> _BRIEF_: Every line of the material below must be repeated exactly.

── EXTRACTED ENTRIES ──

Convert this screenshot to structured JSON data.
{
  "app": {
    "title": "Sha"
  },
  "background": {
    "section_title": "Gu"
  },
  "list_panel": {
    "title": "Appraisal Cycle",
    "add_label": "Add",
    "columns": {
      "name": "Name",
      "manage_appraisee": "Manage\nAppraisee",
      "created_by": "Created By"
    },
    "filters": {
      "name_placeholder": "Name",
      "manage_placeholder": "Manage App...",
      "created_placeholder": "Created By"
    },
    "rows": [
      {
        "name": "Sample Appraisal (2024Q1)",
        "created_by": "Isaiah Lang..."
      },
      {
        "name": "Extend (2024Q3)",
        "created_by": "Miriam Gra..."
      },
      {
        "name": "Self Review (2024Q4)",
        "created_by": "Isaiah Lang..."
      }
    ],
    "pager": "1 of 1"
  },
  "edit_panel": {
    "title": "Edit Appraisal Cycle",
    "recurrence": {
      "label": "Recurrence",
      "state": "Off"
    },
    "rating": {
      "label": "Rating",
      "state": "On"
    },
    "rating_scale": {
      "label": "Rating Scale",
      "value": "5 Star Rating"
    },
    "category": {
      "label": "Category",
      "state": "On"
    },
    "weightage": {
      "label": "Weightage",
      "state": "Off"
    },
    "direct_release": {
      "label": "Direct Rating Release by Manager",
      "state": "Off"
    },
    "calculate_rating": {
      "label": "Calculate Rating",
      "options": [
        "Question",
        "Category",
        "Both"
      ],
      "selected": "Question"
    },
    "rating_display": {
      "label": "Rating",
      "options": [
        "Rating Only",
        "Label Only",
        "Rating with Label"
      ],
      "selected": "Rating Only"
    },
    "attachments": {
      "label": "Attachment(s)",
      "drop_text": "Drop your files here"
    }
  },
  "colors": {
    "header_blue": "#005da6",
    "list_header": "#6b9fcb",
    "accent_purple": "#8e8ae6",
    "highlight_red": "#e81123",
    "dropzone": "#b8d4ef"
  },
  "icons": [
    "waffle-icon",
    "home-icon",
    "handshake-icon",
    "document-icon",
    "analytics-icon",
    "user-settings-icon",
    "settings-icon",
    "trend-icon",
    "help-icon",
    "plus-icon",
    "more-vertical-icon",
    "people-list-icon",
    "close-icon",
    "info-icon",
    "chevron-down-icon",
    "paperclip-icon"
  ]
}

───

> _OUTPUT FOR THIS EXERCISE_:
Convert this screenshot to structured JSON data.
{
  "app": {
    "title": "Sha"
  },
  "background": {
    "section_title": "Gu"
  },
  "list_panel": {
    "title": "Appraisal Cycle",
    "add_label": "Add",
    "columns": {
      "name": "Name",
      "manage_appraisee": "Manage\nAppraisee",
      "created_by": "Created By"
    },
    "filters": {
      "name_placeholder": "Name",
      "manage_placeholder": "Manage App...",
      "created_placeholder": "Created By"
    },
    "rows": [
      {
        "name": "Sample Appraisal (2024Q1)",
        "created_by": "Isaiah Lang..."
      },
      {
        "name": "Extend (2024Q3)",
        "created_by": "Miriam Gra..."
      },
      {
        "name": "Self Review (2024Q4)",
        "created_by": "Isaiah Lang..."
      }
    ],
    "pager": "1 of 1"
  },
  "edit_panel": {
    "title": "Edit Appraisal Cycle",
    "recurrence": {
      "label": "Recurrence",
      "state": "Off"
    },
    "rating": {
      "label": "Rating",
      "state": "On"
    },
    "rating_scale": {
      "label": "Rating Scale",
      "value": "5 Star Rating"
    },
    "category": {
      "label": "Category",
      "state": "On"
    },
    "weightage": {
      "label": "Weightage",
      "state": "Off"
    },
    "direct_release": {
      "label": "Direct Rating Release by Manager",
      "state": "Off"
    },
    "calculate_rating": {
      "label": "Calculate Rating",
      "options": [
        "Question",
        "Category",
        "Both"
      ],
      "selected": "Question"
    },
    "rating_display": {
      "label": "Rating",
      "options": [
        "Rating Only",
        "Label Only",
        "Rating with Label"
      ],
      "selected": "Rating Only"
    },
    "attachments": {
      "label": "Attachment(s)",
      "drop_text": "Drop your files here"
    }
  },
  "colors": {
    "header_blue": "#005da6",
    "list_header": "#6b9fcb",
    "accent_purple": "#8e8ae6",
    "highlight_red": "#e81123",
    "dropzone": "#b8d4ef"
  },
  "icons": [
    "waffle-icon",
    "home-icon",
    "handshake-icon",
    "document-icon",
    "analytics-icon",
    "user-settings-icon",
    "settings-icon",
    "trend-icon",
    "help-icon",
    "plus-icon",
    "more-vertical-icon",
    "people-list-icon",
    "close-icon",
    "info-icon",
    "chevron-down-icon",
    "paperclip-icon"
  ]
}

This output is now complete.